- [What is expected]:
Copy each line exactly. Leave nothing out.

- [Records for the exercise]:

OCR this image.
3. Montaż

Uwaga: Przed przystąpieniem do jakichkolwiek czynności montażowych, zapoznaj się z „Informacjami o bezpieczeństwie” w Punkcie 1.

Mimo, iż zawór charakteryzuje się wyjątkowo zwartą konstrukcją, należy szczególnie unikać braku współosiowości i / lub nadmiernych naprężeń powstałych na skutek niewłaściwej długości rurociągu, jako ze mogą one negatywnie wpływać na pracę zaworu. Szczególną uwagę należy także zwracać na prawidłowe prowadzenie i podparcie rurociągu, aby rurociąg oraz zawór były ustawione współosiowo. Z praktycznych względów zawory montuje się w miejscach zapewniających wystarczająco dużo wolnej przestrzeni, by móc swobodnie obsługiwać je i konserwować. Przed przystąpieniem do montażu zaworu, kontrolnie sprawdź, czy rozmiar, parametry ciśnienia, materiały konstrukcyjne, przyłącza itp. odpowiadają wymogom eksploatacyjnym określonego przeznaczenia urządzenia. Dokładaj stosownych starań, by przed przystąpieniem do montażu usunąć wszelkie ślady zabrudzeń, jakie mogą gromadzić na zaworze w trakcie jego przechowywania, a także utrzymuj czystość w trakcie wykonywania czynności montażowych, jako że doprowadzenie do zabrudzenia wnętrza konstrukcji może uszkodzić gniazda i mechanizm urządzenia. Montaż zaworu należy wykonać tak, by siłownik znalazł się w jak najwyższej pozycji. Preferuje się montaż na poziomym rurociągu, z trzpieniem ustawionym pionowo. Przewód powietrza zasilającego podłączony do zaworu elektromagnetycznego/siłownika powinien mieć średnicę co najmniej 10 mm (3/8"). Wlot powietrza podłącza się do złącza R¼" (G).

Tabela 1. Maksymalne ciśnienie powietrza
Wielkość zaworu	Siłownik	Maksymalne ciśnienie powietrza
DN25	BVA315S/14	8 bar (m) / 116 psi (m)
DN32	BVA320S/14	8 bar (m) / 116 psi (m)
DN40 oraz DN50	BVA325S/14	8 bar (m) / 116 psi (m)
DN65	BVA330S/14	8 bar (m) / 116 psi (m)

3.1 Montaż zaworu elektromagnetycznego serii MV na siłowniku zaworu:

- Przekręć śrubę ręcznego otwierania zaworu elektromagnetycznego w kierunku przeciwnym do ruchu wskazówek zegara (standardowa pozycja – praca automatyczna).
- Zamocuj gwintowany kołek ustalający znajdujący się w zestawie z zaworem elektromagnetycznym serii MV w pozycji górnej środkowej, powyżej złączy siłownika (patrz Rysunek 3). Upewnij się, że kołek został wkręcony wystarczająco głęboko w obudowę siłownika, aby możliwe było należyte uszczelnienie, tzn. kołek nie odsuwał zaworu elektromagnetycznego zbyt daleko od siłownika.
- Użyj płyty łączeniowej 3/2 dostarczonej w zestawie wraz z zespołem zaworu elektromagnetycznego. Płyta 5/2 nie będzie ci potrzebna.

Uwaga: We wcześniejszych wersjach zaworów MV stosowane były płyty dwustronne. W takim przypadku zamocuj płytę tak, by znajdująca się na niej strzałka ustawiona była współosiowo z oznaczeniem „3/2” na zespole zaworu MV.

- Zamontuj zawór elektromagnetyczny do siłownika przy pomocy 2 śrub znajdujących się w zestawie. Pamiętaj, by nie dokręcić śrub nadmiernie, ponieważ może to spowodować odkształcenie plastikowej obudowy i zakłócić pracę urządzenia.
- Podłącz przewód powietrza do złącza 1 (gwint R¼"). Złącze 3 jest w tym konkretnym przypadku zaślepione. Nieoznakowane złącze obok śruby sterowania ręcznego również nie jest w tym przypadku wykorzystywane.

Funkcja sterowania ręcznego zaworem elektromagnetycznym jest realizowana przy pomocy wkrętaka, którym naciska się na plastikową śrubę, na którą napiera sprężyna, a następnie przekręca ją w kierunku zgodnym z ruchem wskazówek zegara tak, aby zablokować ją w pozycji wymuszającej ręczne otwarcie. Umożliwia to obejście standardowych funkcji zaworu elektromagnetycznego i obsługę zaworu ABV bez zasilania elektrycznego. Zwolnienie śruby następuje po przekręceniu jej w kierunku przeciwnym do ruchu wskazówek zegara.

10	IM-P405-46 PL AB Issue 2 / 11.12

- [Exercise solution]:
OCR this image.
3. Montaż

Uwaga: Przed przystąpieniem do jakichkolwiek czynności montażowych, zapoznaj się z „Informacjami o bezpieczeństwie” w Punkcie 1.

Mimo, iż zawór charakteryzuje się wyjątkowo zwartą konstrukcją, należy szczególnie unikać braku współosiowości i / lub nadmiernych naprężeń powstałych na skutek niewłaściwej długości rurociągu, jako ze mogą one negatywnie wpływać na pracę zaworu. Szczególną uwagę należy także zwracać na prawidłowe prowadzenie i podparcie rurociągu, aby rurociąg oraz zawór były ustawione współosiowo. Z praktycznych względów zawory montuje się w miejscach zapewniających wystarczająco dużo wolnej przestrzeni, by móc swobodnie obsługiwać je i konserwować. Przed przystąpieniem do montażu zaworu, kontrolnie sprawdź, czy rozmiar, parametry ciśnienia, materiały konstrukcyjne, przyłącza itp. odpowiadają wymogom eksploatacyjnym określonego przeznaczenia urządzenia. Dokładaj stosownych starań, by przed przystąpieniem do montażu usunąć wszelkie ślady zabrudzeń, jakie mogą gromadzić na zaworze w trakcie jego przechowywania, a także utrzymuj czystość w trakcie wykonywania czynności montażowych, jako że doprowadzenie do zabrudzenia wnętrza konstrukcji może uszkodzić gniazda i mechanizm urządzenia. Montaż zaworu należy wykonać tak, by siłownik znalazł się w jak najwyższej pozycji. Preferuje się montaż na poziomym rurociągu, z trzpieniem ustawionym pionowo. Przewód powietrza zasilającego podłączony do zaworu elektromagnetycznego/siłownika powinien mieć średnicę co najmniej 10 mm (3/8"). Wlot powietrza podłącza się do złącza R¼" (G).

Tabela 1. Maksymalne ciśnienie powietrza
Wielkość zaworu	Siłownik	Maksymalne ciśnienie powietrza
DN25	BVA315S/14	8 bar (m) / 116 psi (m)
DN32	BVA320S/14	8 bar (m) / 116 psi (m)
DN40 oraz DN50	BVA325S/14	8 bar (m) / 116 psi (m)
DN65	BVA330S/14	8 bar (m) / 116 psi (m)

3.1 Montaż zaworu elektromagnetycznego serii MV na siłowniku zaworu:

- Przekręć śrubę ręcznego otwierania zaworu elektromagnetycznego w kierunku przeciwnym do ruchu wskazówek zegara (standardowa pozycja – praca automatyczna).
- Zamocuj gwintowany kołek ustalający znajdujący się w zestawie z zaworem elektromagnetycznym serii MV w pozycji górnej środkowej, powyżej złączy siłownika (patrz Rysunek 3). Upewnij się, że kołek został wkręcony wystarczająco głęboko w obudowę siłownika, aby możliwe było należyte uszczelnienie, tzn. kołek nie odsuwał zaworu elektromagnetycznego zbyt daleko od siłownika.
- Użyj płyty łączeniowej 3/2 dostarczonej w zestawie wraz z zespołem zaworu elektromagnetycznego. Płyta 5/2 nie będzie ci potrzebna.

Uwaga: We wcześniejszych wersjach zaworów MV stosowane były płyty dwustronne. W takim przypadku zamocuj płytę tak, by znajdująca się na niej strzałka ustawiona była współosiowo z oznaczeniem „3/2” na zespole zaworu MV.

- Zamontuj zawór elektromagnetyczny do siłownika przy pomocy 2 śrub znajdujących się w zestawie. Pamiętaj, by nie dokręcić śrub nadmiernie, ponieważ może to spowodować odkształcenie plastikowej obudowy i zakłócić pracę urządzenia.
- Podłącz przewód powietrza do złącza 1 (gwint R¼"). Złącze 3 jest w tym konkretnym przypadku zaślepione. Nieoznakowane złącze obok śruby sterowania ręcznego również nie jest w tym przypadku wykorzystywane.

Funkcja sterowania ręcznego zaworem elektromagnetycznym jest realizowana przy pomocy wkrętaka, którym naciska się na plastikową śrubę, na którą napiera sprężyna, a następnie przekręca ją w kierunku zgodnym z ruchem wskazówek zegara tak, aby zablokować ją w pozycji wymuszającej ręczne otwarcie. Umożliwia to obejście standardowych funkcji zaworu elektromagnetycznego i obsługę zaworu ABV bez zasilania elektrycznego. Zwolnienie śruby następuje po przekręceniu jej w kierunku przeciwnym do ruchu wskazówek zegara.

10	IM-P405-46 PL AB Issue 2 / 11.12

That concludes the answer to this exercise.